**Set problem**
Extract all lines containing "للاداء".

[Dataset entries start]

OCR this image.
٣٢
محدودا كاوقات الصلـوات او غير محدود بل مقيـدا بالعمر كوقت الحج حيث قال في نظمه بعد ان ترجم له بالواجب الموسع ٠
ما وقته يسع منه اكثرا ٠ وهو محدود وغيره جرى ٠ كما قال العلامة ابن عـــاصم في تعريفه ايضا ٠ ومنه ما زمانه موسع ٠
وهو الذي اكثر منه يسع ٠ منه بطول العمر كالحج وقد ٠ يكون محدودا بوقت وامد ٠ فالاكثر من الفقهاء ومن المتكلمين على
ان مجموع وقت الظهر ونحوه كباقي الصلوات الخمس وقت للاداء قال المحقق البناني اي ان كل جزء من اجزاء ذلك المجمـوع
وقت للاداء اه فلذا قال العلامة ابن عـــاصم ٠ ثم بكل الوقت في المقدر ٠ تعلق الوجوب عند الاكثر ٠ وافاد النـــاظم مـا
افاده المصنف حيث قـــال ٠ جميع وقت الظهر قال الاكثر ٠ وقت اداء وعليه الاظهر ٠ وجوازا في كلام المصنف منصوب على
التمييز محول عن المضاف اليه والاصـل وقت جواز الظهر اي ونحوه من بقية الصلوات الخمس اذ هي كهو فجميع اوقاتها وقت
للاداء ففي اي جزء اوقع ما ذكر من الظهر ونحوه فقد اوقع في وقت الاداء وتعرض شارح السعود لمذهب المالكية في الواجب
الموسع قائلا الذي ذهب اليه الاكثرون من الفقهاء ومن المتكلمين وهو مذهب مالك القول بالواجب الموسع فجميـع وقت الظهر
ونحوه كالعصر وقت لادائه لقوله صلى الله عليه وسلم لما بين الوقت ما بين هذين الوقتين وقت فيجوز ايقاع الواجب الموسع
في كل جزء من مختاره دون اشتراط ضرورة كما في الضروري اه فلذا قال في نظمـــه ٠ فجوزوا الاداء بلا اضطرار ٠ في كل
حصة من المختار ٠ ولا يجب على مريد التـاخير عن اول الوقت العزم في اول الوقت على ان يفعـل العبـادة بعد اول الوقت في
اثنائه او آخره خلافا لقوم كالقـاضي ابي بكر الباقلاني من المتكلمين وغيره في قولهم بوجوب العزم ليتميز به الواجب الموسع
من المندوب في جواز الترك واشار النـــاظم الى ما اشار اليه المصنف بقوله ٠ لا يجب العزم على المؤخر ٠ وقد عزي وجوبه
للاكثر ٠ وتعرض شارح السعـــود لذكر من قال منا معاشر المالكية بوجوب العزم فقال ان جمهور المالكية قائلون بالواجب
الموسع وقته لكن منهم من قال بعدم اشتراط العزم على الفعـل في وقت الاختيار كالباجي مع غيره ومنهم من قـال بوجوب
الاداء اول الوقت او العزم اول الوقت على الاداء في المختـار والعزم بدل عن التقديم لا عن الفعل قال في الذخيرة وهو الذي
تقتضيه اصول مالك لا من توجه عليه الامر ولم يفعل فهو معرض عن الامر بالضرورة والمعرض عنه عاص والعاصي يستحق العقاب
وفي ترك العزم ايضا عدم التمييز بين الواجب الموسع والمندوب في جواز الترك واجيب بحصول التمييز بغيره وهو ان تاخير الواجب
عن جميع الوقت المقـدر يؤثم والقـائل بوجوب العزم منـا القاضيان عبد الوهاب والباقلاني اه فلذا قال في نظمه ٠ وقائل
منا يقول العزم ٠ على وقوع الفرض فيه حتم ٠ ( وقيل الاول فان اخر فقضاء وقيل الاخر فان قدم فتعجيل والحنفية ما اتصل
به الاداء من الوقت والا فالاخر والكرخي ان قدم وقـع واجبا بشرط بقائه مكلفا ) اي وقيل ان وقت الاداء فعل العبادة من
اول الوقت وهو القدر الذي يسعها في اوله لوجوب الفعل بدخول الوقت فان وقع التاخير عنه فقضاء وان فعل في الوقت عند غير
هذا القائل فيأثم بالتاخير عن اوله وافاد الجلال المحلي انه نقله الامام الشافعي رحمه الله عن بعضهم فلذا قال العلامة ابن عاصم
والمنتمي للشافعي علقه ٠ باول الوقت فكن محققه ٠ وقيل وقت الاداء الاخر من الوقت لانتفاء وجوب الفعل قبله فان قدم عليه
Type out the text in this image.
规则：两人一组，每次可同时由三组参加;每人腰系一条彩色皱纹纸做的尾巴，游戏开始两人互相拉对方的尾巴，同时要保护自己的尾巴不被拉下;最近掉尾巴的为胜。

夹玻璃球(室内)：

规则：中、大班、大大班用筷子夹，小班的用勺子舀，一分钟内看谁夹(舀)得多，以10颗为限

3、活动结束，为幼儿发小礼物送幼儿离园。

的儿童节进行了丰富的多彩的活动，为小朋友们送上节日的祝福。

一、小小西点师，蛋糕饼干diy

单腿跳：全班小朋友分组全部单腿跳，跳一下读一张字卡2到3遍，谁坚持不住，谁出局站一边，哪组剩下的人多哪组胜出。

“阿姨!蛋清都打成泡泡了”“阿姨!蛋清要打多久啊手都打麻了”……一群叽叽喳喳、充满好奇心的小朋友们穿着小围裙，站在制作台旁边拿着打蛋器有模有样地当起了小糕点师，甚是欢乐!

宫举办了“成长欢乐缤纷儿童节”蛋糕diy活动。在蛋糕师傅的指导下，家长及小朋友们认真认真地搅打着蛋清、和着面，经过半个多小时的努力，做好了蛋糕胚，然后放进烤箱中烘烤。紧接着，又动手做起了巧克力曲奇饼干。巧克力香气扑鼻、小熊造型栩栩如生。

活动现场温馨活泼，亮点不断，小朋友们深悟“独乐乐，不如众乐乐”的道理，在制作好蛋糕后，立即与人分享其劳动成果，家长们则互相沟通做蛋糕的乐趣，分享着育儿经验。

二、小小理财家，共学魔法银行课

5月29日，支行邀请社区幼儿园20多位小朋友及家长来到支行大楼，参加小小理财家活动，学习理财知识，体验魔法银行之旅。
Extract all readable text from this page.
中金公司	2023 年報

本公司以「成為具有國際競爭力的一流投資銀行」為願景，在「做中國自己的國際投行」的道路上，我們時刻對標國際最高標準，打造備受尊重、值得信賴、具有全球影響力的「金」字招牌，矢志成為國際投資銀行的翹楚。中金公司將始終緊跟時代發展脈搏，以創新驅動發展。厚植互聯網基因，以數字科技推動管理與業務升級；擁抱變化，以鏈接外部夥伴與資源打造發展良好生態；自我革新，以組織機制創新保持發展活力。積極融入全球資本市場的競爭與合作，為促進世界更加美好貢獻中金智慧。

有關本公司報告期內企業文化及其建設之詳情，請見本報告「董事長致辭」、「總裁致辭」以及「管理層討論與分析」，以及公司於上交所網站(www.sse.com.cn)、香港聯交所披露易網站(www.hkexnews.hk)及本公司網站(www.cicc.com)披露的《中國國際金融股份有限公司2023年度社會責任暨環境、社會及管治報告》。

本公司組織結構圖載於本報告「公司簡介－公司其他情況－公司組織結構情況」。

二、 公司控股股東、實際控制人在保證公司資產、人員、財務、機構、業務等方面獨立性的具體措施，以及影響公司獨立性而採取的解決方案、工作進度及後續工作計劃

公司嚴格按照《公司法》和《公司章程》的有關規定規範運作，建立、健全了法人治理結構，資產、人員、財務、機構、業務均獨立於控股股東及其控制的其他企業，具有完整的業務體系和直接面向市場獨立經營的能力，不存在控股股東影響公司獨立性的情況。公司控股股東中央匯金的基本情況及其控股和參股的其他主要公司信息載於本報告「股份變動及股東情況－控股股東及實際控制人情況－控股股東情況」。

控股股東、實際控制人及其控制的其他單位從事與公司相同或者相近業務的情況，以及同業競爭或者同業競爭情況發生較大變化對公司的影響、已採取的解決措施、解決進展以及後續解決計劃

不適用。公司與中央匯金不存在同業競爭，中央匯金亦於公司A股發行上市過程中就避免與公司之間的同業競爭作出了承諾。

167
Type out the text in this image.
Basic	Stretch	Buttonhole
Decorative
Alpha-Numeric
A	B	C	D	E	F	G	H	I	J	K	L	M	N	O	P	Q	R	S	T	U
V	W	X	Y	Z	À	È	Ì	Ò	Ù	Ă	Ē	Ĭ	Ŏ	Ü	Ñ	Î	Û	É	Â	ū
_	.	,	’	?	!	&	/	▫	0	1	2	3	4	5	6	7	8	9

[Dataset entries end]

**Completed task**
ان مجموع وقت الظهر ونحوه كباقي الصلوات الخمس وقت للاداء قال المحقق البناني اي ان كل جزء من اجزاء ذلك المجمـوع
وقت للاداء اه فلذا قال العلامة ابن عـــاصم ٠ ثم بكل الوقت في المقدر ٠ تعلق الوجوب عند الاكثر ٠ وافاد النـــاظم مـا
للاداء ففي اي جزء اوقع ما ذكر من الظهر ونحوه فقد اوقع في وقت الاداء وتعرض شارح السعود لمذهب المالكية في الواجب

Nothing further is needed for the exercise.